What the task asks: Write out the listing below in full and exactly, leaving out every picture.

Task inputs:
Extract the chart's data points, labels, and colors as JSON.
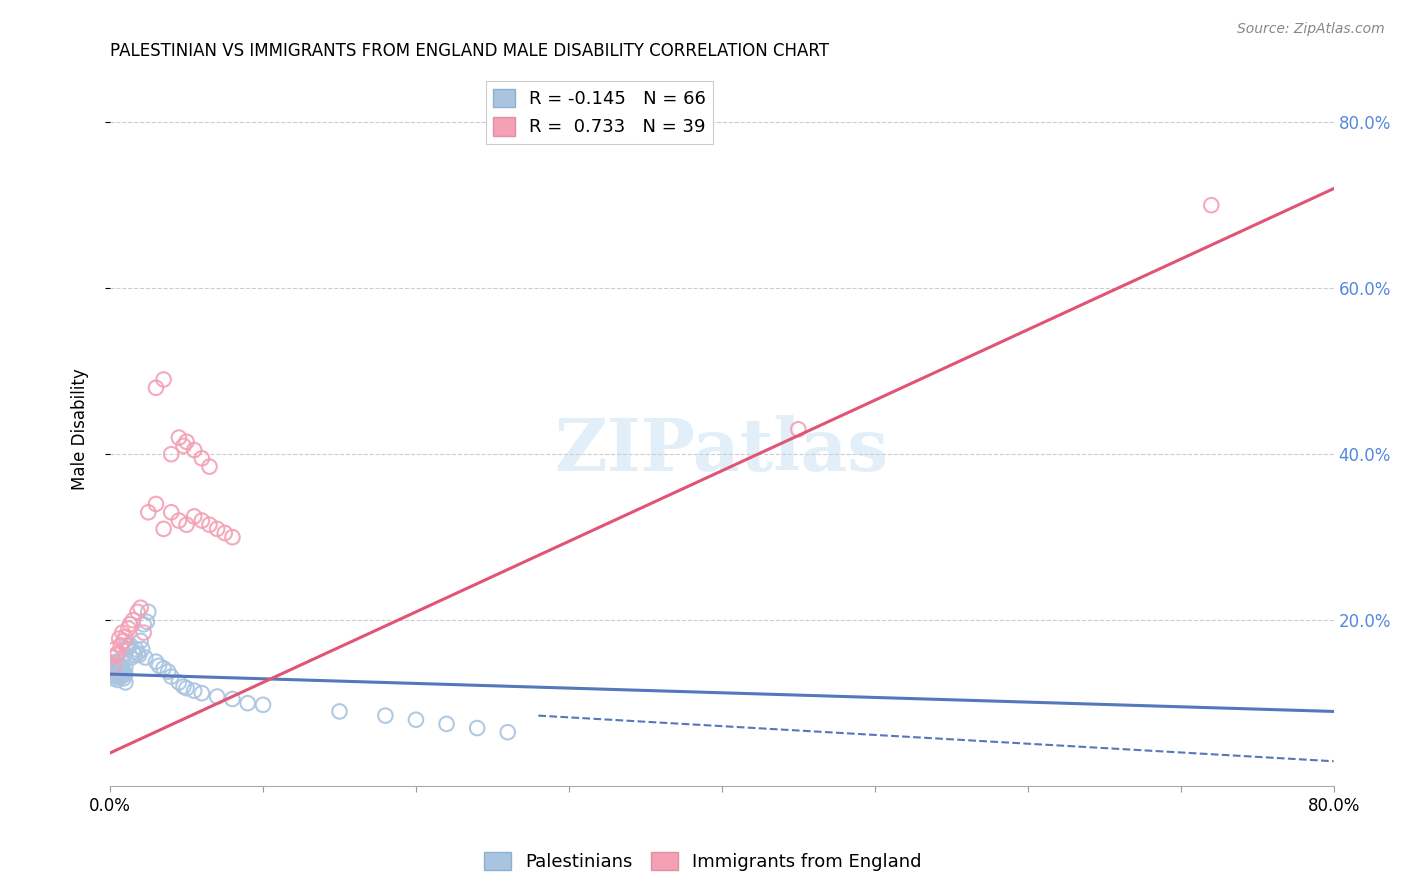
{
  "title": "PALESTINIAN VS IMMIGRANTS FROM ENGLAND MALE DISABILITY CORRELATION CHART",
  "source": "Source: ZipAtlas.com",
  "ylabel": "Male Disability",
  "xlim": [
    0.0,
    0.8
  ],
  "ylim": [
    0.0,
    0.86
  ],
  "r_palestinian": -0.145,
  "n_palestinian": 66,
  "r_england": 0.733,
  "n_england": 39,
  "color_palestinian": "#aac4e0",
  "color_england": "#f4a0b5",
  "color_line_palestinian": "#5577bb",
  "color_line_england": "#e05575",
  "color_right_axis": "#5588dd",
  "watermark_text": "ZIPatlas",
  "pal_line_x0": 0.0,
  "pal_line_y0": 0.135,
  "pal_line_x1": 0.8,
  "pal_line_y1": 0.09,
  "eng_line_x0": 0.0,
  "eng_line_y0": 0.04,
  "eng_line_x1": 0.8,
  "eng_line_y1": 0.72,
  "palestinian_x": [
    0.001,
    0.001,
    0.001,
    0.002,
    0.002,
    0.002,
    0.003,
    0.003,
    0.003,
    0.003,
    0.004,
    0.004,
    0.004,
    0.005,
    0.005,
    0.005,
    0.005,
    0.006,
    0.006,
    0.006,
    0.007,
    0.007,
    0.007,
    0.008,
    0.008,
    0.008,
    0.009,
    0.009,
    0.01,
    0.01,
    0.01,
    0.011,
    0.012,
    0.013,
    0.014,
    0.015,
    0.016,
    0.017,
    0.018,
    0.019,
    0.02,
    0.021,
    0.022,
    0.023,
    0.024,
    0.025,
    0.03,
    0.032,
    0.035,
    0.038,
    0.04,
    0.045,
    0.048,
    0.05,
    0.055,
    0.06,
    0.07,
    0.08,
    0.09,
    0.1,
    0.15,
    0.18,
    0.2,
    0.22,
    0.24,
    0.26
  ],
  "palestinian_y": [
    0.135,
    0.14,
    0.145,
    0.13,
    0.138,
    0.145,
    0.133,
    0.138,
    0.143,
    0.148,
    0.14,
    0.145,
    0.15,
    0.128,
    0.135,
    0.14,
    0.145,
    0.132,
    0.138,
    0.145,
    0.135,
    0.14,
    0.145,
    0.133,
    0.138,
    0.143,
    0.13,
    0.138,
    0.125,
    0.135,
    0.143,
    0.165,
    0.168,
    0.17,
    0.155,
    0.162,
    0.158,
    0.165,
    0.16,
    0.158,
    0.175,
    0.165,
    0.195,
    0.155,
    0.198,
    0.21,
    0.15,
    0.145,
    0.142,
    0.138,
    0.132,
    0.125,
    0.12,
    0.118,
    0.115,
    0.112,
    0.108,
    0.105,
    0.1,
    0.098,
    0.09,
    0.085,
    0.08,
    0.075,
    0.07,
    0.065
  ],
  "england_x": [
    0.001,
    0.002,
    0.003,
    0.004,
    0.005,
    0.006,
    0.007,
    0.008,
    0.009,
    0.01,
    0.012,
    0.013,
    0.015,
    0.018,
    0.02,
    0.022,
    0.025,
    0.03,
    0.035,
    0.04,
    0.045,
    0.05,
    0.055,
    0.06,
    0.065,
    0.07,
    0.075,
    0.08,
    0.03,
    0.035,
    0.04,
    0.045,
    0.048,
    0.05,
    0.055,
    0.06,
    0.065,
    0.72,
    0.45
  ],
  "england_y": [
    0.155,
    0.145,
    0.165,
    0.158,
    0.16,
    0.178,
    0.17,
    0.185,
    0.175,
    0.18,
    0.19,
    0.195,
    0.2,
    0.21,
    0.215,
    0.185,
    0.33,
    0.34,
    0.31,
    0.33,
    0.32,
    0.315,
    0.325,
    0.32,
    0.315,
    0.31,
    0.305,
    0.3,
    0.48,
    0.49,
    0.4,
    0.42,
    0.41,
    0.415,
    0.405,
    0.395,
    0.385,
    0.7,
    0.43
  ]
}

Correct answer:
Extract the chart's data points, labels, and colors as JSON.
{
  "title": "PALESTINIAN VS IMMIGRANTS FROM ENGLAND MALE DISABILITY CORRELATION CHART",
  "source": "Source: ZipAtlas.com",
  "ylabel": "Male Disability",
  "xlim": [
    0.0,
    0.8
  ],
  "ylim": [
    0.0,
    0.86
  ],
  "r_palestinian": -0.145,
  "n_palestinian": 66,
  "r_england": 0.733,
  "n_england": 39,
  "color_palestinian": "#aac4e0",
  "color_england": "#f4a0b5",
  "color_line_palestinian": "#5577bb",
  "color_line_england": "#e05575",
  "color_right_axis": "#5588dd",
  "watermark_text": "ZIPatlas",
  "pal_line_x0": 0.0,
  "pal_line_y0": 0.135,
  "pal_line_x1": 0.8,
  "pal_line_y1": 0.09,
  "eng_line_x0": 0.0,
  "eng_line_y0": 0.04,
  "eng_line_x1": 0.8,
  "eng_line_y1": 0.72,
  "palestinian_x": [
    0.001,
    0.001,
    0.001,
    0.002,
    0.002,
    0.002,
    0.003,
    0.003,
    0.003,
    0.003,
    0.004,
    0.004,
    0.004,
    0.005,
    0.005,
    0.005,
    0.005,
    0.006,
    0.006,
    0.006,
    0.007,
    0.007,
    0.007,
    0.008,
    0.008,
    0.008,
    0.009,
    0.009,
    0.01,
    0.01,
    0.01,
    0.011,
    0.012,
    0.013,
    0.014,
    0.015,
    0.016,
    0.017,
    0.018,
    0.019,
    0.02,
    0.021,
    0.022,
    0.023,
    0.024,
    0.025,
    0.03,
    0.032,
    0.035,
    0.038,
    0.04,
    0.045,
    0.048,
    0.05,
    0.055,
    0.06,
    0.07,
    0.08,
    0.09,
    0.1,
    0.15,
    0.18,
    0.2,
    0.22,
    0.24,
    0.26
  ],
  "palestinian_y": [
    0.135,
    0.14,
    0.145,
    0.13,
    0.138,
    0.145,
    0.133,
    0.138,
    0.143,
    0.148,
    0.14,
    0.145,
    0.15,
    0.128,
    0.135,
    0.14,
    0.145,
    0.132,
    0.138,
    0.145,
    0.135,
    0.14,
    0.145,
    0.133,
    0.138,
    0.143,
    0.13,
    0.138,
    0.125,
    0.135,
    0.143,
    0.165,
    0.168,
    0.17,
    0.155,
    0.162,
    0.158,
    0.165,
    0.16,
    0.158,
    0.175,
    0.165,
    0.195,
    0.155,
    0.198,
    0.21,
    0.15,
    0.145,
    0.142,
    0.138,
    0.132,
    0.125,
    0.12,
    0.118,
    0.115,
    0.112,
    0.108,
    0.105,
    0.1,
    0.098,
    0.09,
    0.085,
    0.08,
    0.075,
    0.07,
    0.065
  ],
  "england_x": [
    0.001,
    0.002,
    0.003,
    0.004,
    0.005,
    0.006,
    0.007,
    0.008,
    0.009,
    0.01,
    0.012,
    0.013,
    0.015,
    0.018,
    0.02,
    0.022,
    0.025,
    0.03,
    0.035,
    0.04,
    0.045,
    0.05,
    0.055,
    0.06,
    0.065,
    0.07,
    0.075,
    0.08,
    0.03,
    0.035,
    0.04,
    0.045,
    0.048,
    0.05,
    0.055,
    0.06,
    0.065,
    0.72,
    0.45
  ],
  "england_y": [
    0.155,
    0.145,
    0.165,
    0.158,
    0.16,
    0.178,
    0.17,
    0.185,
    0.175,
    0.18,
    0.19,
    0.195,
    0.2,
    0.21,
    0.215,
    0.185,
    0.33,
    0.34,
    0.31,
    0.33,
    0.32,
    0.315,
    0.325,
    0.32,
    0.315,
    0.31,
    0.305,
    0.3,
    0.48,
    0.49,
    0.4,
    0.42,
    0.41,
    0.415,
    0.405,
    0.395,
    0.385,
    0.7,
    0.43
  ]
}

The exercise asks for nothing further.